# RECORDS

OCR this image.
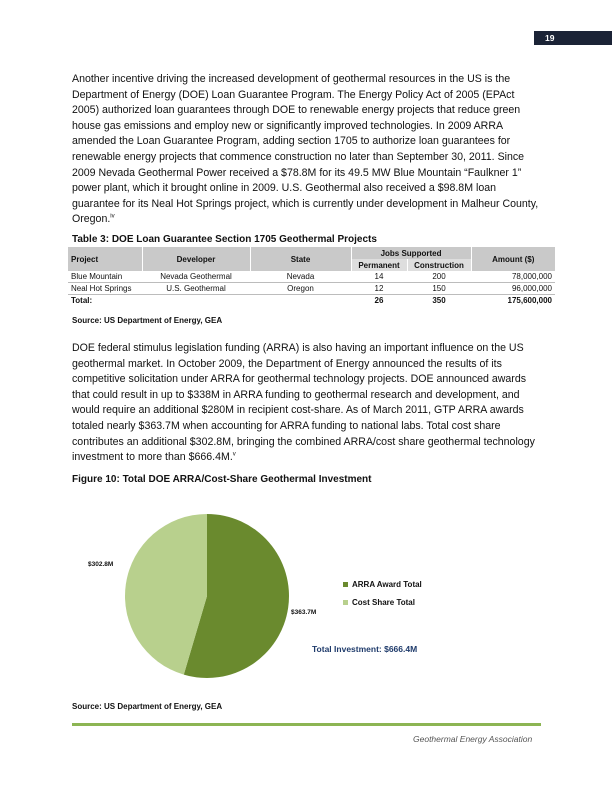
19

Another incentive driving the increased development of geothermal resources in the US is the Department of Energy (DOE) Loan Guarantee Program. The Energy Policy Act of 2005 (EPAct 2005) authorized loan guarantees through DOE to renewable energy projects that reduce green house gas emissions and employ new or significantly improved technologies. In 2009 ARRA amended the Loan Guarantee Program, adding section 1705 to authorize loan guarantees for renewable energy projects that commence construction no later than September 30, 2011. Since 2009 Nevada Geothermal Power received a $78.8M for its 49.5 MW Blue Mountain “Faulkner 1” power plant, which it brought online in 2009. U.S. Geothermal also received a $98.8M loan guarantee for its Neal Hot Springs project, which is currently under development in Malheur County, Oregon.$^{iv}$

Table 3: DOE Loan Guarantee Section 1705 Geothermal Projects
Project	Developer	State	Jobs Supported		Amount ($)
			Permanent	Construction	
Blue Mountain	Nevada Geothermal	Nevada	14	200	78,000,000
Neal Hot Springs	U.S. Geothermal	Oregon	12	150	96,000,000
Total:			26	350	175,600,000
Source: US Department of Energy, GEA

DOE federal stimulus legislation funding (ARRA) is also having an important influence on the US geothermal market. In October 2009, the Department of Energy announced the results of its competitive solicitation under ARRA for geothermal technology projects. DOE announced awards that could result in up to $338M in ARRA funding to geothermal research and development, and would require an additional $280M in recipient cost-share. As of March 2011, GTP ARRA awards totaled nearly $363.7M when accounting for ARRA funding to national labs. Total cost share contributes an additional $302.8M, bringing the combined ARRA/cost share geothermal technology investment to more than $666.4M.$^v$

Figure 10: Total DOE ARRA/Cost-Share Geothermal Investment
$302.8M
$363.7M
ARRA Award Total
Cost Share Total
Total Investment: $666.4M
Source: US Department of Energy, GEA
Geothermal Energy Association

==

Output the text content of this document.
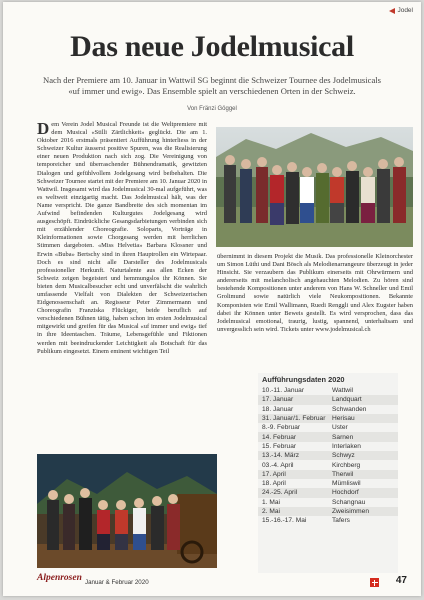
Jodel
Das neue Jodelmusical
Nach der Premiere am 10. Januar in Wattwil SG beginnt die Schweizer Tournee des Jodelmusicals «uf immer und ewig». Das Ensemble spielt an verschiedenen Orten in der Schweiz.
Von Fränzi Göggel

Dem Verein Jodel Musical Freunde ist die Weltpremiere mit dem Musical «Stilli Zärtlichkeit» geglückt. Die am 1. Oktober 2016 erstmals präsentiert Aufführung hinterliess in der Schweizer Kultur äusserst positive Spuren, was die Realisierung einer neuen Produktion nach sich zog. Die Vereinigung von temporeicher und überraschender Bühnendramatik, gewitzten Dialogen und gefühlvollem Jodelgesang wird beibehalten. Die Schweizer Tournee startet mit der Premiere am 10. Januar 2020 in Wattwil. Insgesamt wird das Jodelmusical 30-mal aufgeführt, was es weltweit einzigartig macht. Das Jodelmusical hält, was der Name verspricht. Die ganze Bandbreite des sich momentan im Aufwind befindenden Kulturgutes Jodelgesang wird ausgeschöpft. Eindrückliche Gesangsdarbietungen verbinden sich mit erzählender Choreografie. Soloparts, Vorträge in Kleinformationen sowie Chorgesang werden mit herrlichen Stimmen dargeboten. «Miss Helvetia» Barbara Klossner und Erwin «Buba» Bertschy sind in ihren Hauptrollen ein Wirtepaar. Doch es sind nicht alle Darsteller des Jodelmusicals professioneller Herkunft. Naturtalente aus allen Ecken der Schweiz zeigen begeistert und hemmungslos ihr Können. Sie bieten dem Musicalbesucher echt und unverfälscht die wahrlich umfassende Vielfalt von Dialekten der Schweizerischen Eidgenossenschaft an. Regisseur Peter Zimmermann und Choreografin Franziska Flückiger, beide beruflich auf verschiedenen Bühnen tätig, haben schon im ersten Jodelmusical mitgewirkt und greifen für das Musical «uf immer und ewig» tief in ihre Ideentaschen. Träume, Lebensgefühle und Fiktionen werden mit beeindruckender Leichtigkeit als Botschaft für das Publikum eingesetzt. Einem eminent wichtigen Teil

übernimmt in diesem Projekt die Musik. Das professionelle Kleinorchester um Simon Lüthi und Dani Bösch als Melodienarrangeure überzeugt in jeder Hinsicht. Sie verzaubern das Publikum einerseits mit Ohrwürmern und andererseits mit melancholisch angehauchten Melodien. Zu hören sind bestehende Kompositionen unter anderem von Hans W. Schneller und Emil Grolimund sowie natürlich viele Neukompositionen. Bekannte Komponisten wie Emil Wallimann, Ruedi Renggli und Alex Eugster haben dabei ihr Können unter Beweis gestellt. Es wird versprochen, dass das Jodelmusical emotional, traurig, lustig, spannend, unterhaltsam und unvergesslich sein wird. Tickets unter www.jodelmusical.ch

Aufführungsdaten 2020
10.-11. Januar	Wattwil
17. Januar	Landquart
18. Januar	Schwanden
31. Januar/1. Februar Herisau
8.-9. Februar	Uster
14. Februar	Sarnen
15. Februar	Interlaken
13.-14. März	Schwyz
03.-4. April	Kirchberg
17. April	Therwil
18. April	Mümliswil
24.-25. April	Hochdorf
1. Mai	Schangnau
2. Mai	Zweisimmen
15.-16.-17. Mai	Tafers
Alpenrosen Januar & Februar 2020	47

==

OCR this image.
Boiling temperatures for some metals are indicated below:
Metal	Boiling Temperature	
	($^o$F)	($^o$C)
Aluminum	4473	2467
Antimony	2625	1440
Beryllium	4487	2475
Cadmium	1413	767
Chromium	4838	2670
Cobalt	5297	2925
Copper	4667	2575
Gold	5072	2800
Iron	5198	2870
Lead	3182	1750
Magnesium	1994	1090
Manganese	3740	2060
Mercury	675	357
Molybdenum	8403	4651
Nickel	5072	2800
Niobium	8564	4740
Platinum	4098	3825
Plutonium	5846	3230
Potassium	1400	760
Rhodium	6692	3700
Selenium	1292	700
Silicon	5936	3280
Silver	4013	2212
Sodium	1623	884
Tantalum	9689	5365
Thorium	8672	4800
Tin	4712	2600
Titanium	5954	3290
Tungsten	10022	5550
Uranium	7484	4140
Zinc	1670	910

# GIVEN TASK
Lines of the material that contain the word "Boiling" are to be gathered.

# THE RESULT
Boiling temperatures for some metals are indicated below:
Metal	Boiling Temperature	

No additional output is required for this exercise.